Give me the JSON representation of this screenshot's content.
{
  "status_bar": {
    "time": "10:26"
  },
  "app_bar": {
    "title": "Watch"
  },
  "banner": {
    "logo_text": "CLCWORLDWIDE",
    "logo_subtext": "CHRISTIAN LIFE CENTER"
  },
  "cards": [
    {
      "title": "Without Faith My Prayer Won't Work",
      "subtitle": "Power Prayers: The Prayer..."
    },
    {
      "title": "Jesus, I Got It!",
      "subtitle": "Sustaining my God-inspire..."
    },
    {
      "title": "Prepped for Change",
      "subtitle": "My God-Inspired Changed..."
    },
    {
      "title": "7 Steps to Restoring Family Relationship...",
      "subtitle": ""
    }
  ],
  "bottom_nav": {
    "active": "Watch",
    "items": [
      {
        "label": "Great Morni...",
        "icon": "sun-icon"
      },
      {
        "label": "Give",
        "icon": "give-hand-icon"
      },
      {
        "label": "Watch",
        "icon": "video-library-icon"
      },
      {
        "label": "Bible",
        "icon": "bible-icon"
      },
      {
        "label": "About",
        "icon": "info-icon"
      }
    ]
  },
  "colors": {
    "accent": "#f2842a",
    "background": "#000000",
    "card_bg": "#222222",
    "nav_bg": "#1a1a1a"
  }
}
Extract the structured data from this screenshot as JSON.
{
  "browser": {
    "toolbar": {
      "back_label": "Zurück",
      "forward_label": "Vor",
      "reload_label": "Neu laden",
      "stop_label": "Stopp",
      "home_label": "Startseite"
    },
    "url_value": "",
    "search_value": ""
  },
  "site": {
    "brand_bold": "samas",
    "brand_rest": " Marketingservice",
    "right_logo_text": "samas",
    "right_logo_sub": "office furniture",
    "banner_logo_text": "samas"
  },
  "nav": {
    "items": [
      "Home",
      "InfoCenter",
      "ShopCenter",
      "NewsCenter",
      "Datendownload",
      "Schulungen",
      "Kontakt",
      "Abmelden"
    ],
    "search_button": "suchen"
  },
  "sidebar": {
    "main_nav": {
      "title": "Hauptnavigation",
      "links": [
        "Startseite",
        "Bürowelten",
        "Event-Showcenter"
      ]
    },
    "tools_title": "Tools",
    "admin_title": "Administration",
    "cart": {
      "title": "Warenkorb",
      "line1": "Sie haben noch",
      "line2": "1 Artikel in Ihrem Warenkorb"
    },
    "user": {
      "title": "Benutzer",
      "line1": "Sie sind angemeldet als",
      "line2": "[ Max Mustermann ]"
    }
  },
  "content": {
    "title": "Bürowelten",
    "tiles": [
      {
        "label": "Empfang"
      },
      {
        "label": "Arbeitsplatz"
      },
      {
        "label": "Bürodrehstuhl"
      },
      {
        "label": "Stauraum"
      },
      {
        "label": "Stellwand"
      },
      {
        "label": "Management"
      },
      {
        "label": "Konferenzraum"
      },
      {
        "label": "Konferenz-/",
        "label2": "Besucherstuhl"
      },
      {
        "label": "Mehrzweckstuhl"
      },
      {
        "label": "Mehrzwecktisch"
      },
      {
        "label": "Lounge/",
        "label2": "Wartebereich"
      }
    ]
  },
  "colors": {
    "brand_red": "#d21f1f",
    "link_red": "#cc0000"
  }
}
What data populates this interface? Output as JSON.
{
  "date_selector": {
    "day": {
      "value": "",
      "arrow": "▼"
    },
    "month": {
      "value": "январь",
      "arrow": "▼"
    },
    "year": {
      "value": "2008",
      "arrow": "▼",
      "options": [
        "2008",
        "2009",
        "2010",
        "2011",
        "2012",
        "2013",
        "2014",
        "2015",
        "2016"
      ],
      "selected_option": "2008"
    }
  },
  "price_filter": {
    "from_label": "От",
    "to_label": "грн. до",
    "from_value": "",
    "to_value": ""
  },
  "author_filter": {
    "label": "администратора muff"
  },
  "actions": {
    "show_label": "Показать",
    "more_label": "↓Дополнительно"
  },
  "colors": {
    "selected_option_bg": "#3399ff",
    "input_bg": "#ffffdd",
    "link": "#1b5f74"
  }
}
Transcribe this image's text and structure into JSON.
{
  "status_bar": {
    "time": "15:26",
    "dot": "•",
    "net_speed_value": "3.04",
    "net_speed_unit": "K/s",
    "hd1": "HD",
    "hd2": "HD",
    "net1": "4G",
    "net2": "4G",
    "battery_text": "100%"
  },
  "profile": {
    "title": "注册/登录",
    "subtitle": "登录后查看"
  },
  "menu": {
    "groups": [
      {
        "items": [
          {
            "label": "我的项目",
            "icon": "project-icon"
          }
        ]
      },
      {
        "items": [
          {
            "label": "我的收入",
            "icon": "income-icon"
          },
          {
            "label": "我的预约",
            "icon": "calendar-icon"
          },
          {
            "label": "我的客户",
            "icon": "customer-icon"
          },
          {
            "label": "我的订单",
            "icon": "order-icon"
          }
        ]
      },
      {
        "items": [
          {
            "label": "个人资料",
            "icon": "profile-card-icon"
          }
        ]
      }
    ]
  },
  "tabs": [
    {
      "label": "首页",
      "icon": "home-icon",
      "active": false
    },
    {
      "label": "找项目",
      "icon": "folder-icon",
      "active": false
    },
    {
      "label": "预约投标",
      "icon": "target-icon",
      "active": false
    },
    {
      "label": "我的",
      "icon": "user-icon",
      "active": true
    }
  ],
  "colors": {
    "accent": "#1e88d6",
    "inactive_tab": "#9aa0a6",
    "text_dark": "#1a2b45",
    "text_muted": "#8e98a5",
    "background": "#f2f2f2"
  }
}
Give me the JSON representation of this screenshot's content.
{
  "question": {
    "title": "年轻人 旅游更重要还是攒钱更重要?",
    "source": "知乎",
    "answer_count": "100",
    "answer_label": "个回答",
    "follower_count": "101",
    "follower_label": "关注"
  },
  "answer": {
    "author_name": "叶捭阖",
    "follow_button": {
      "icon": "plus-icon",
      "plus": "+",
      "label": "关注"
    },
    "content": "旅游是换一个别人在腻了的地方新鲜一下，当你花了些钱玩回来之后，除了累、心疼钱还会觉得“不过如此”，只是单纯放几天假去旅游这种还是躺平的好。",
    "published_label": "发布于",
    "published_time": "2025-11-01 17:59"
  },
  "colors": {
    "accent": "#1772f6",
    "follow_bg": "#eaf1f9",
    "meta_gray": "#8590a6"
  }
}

•••••

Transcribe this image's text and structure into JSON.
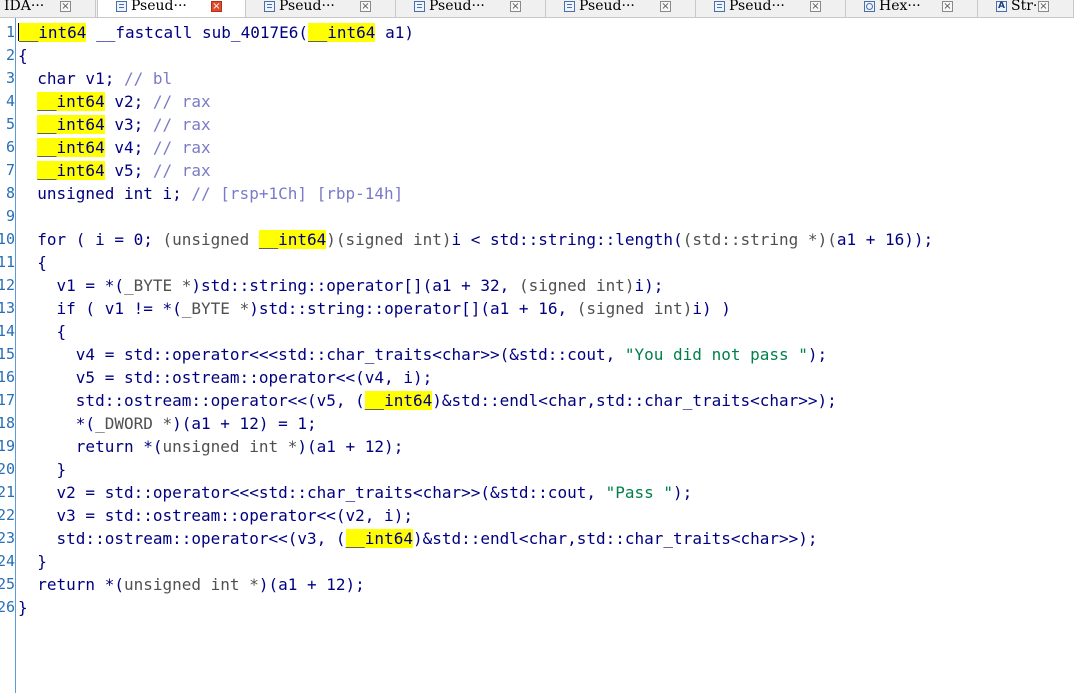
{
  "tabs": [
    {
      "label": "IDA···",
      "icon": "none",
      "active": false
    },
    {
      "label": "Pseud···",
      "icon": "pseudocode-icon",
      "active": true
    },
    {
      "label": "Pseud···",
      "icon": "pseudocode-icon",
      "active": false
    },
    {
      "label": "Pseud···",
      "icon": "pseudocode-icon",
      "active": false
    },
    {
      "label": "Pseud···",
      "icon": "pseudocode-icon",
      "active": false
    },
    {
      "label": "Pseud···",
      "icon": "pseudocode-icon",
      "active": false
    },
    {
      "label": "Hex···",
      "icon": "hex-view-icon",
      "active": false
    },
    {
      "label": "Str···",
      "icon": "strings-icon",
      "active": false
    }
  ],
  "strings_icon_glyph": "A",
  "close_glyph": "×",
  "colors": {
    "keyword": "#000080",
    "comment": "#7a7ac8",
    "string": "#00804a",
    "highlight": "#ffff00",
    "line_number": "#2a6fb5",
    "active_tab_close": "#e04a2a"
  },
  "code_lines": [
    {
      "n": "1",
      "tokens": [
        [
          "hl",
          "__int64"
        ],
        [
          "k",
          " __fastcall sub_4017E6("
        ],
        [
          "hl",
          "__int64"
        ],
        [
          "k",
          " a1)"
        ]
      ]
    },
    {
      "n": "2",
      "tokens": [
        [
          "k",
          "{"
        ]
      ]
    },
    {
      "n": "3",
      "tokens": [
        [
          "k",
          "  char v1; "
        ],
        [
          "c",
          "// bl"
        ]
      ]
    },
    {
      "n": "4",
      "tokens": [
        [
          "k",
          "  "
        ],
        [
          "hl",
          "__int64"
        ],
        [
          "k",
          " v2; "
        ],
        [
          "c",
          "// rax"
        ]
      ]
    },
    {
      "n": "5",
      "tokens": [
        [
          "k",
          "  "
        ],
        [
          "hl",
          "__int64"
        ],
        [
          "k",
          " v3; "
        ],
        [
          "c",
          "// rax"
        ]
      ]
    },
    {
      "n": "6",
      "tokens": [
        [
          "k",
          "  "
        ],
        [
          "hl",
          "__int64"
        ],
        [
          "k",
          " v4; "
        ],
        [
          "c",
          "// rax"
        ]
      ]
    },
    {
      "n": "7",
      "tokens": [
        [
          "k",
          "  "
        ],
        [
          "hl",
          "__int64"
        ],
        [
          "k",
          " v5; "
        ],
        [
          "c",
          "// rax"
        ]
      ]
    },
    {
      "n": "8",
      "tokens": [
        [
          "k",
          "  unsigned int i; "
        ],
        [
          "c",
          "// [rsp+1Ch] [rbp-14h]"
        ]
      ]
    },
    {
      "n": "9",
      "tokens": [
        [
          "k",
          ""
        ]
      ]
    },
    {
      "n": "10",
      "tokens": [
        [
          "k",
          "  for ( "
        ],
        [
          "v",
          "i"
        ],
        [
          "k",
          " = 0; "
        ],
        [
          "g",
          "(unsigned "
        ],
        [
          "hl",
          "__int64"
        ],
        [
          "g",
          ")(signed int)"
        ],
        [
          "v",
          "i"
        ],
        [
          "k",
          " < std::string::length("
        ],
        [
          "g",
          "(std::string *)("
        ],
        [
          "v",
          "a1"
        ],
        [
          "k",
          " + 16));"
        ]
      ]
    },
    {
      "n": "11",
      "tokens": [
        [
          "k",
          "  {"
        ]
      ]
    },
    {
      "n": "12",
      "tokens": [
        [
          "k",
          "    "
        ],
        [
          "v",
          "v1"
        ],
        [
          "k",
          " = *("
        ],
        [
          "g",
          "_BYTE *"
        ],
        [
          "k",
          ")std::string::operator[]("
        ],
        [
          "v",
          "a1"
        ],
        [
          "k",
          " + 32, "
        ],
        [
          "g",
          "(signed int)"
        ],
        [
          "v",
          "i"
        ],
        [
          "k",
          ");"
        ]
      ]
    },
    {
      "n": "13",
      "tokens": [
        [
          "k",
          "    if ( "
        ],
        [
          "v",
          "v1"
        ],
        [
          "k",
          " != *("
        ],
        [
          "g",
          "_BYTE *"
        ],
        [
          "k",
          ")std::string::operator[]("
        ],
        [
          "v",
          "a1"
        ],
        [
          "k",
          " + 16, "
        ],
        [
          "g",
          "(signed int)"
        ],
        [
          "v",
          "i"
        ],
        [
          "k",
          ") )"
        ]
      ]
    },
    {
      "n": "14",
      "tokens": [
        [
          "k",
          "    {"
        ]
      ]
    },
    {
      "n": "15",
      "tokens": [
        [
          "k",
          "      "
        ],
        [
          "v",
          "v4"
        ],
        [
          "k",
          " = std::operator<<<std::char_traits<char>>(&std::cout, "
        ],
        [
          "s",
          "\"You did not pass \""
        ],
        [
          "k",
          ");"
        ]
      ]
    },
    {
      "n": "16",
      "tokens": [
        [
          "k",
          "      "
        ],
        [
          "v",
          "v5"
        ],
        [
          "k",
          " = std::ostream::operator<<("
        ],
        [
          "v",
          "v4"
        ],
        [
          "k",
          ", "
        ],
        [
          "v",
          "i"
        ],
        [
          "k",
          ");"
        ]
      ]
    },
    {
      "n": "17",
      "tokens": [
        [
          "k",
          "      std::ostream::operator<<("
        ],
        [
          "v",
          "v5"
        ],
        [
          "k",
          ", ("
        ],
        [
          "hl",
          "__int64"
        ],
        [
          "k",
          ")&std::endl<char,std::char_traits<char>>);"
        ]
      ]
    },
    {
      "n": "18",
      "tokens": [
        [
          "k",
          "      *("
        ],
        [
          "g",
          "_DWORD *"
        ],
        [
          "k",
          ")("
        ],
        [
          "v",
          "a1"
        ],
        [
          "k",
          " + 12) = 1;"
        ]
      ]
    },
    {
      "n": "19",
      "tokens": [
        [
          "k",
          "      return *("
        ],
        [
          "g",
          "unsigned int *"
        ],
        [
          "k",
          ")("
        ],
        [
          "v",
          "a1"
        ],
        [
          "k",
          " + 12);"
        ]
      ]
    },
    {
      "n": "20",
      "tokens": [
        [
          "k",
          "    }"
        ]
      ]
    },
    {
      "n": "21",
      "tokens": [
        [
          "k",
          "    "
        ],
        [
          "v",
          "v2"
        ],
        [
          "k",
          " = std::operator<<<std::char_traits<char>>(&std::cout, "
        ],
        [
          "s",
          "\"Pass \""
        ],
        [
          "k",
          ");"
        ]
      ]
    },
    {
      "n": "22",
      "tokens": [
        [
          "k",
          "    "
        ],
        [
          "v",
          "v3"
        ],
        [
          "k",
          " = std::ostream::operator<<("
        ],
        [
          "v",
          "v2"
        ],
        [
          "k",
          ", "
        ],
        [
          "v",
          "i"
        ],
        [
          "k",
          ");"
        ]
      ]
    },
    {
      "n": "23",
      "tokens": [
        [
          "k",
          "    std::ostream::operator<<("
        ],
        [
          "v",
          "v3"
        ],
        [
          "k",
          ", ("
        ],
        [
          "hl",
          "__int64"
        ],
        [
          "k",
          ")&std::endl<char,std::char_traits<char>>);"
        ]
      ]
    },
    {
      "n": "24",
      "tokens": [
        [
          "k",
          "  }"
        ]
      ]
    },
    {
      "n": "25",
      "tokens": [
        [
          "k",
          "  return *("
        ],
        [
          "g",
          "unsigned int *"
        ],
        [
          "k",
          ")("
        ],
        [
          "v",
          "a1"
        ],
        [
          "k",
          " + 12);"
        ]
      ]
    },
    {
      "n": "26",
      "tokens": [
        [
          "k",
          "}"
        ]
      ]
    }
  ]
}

•••••

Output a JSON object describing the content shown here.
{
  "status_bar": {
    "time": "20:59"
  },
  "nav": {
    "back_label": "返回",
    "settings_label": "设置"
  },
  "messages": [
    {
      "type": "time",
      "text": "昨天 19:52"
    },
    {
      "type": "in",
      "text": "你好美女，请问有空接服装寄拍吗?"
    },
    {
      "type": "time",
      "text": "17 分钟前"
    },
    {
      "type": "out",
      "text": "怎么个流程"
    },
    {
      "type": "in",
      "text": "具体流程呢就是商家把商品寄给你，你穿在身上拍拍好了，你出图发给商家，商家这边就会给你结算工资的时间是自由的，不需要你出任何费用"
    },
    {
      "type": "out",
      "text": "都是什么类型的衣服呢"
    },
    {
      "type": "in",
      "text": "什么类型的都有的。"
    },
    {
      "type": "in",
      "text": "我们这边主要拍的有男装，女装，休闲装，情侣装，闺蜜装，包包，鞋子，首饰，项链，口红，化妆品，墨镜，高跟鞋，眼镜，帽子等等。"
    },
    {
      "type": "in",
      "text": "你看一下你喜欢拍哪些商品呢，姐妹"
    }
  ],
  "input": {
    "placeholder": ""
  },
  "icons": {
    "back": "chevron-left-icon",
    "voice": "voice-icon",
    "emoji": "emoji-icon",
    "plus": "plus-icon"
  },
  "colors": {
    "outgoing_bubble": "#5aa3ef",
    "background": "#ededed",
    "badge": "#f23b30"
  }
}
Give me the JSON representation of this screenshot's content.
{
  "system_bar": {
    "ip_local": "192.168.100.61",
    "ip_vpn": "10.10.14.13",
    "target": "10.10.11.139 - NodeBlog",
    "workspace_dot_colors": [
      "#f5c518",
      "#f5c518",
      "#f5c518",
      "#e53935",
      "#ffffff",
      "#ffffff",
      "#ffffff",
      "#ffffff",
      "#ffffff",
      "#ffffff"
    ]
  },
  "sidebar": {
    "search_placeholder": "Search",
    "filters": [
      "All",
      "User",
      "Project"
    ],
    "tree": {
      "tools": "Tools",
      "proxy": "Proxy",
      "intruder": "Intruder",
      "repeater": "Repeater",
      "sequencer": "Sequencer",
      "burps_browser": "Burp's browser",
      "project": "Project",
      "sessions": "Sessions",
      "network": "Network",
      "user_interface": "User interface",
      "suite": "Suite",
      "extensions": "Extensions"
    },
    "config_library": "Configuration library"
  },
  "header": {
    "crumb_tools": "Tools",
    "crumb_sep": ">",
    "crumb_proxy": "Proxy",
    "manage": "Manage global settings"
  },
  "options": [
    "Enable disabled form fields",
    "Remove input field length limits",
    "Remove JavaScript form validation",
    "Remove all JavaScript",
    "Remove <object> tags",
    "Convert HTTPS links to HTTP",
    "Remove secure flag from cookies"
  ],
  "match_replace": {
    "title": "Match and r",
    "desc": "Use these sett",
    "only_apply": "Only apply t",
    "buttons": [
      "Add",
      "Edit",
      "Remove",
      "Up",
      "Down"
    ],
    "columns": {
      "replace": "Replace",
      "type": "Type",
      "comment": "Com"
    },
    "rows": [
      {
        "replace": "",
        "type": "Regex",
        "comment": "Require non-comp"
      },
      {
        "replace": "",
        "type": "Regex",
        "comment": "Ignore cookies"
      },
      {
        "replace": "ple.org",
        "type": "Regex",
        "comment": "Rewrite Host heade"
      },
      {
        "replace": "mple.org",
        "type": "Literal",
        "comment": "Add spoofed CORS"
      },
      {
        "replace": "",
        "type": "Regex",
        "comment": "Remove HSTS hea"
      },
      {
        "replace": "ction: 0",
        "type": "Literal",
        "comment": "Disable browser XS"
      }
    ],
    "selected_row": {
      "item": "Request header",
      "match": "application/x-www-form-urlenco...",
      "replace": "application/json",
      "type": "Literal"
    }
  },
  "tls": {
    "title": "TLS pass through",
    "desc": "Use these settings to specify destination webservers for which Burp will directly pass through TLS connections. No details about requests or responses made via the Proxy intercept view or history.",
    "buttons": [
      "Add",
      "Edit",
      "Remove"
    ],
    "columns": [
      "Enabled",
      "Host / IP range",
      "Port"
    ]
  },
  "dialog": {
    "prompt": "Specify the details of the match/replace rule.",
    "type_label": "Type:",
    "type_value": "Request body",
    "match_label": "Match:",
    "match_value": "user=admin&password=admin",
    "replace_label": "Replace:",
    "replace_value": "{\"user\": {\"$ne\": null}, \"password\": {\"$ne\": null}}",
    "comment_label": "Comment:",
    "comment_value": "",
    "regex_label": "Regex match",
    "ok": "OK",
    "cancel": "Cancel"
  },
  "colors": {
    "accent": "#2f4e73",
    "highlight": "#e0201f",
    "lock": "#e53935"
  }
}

•••••

* [Exercise requirements]: Where a line of the entries contains the word "object", copy that line.

* [Complete answer]:
Output a JSON object describing the content shown here.
    "Remove <object> tags",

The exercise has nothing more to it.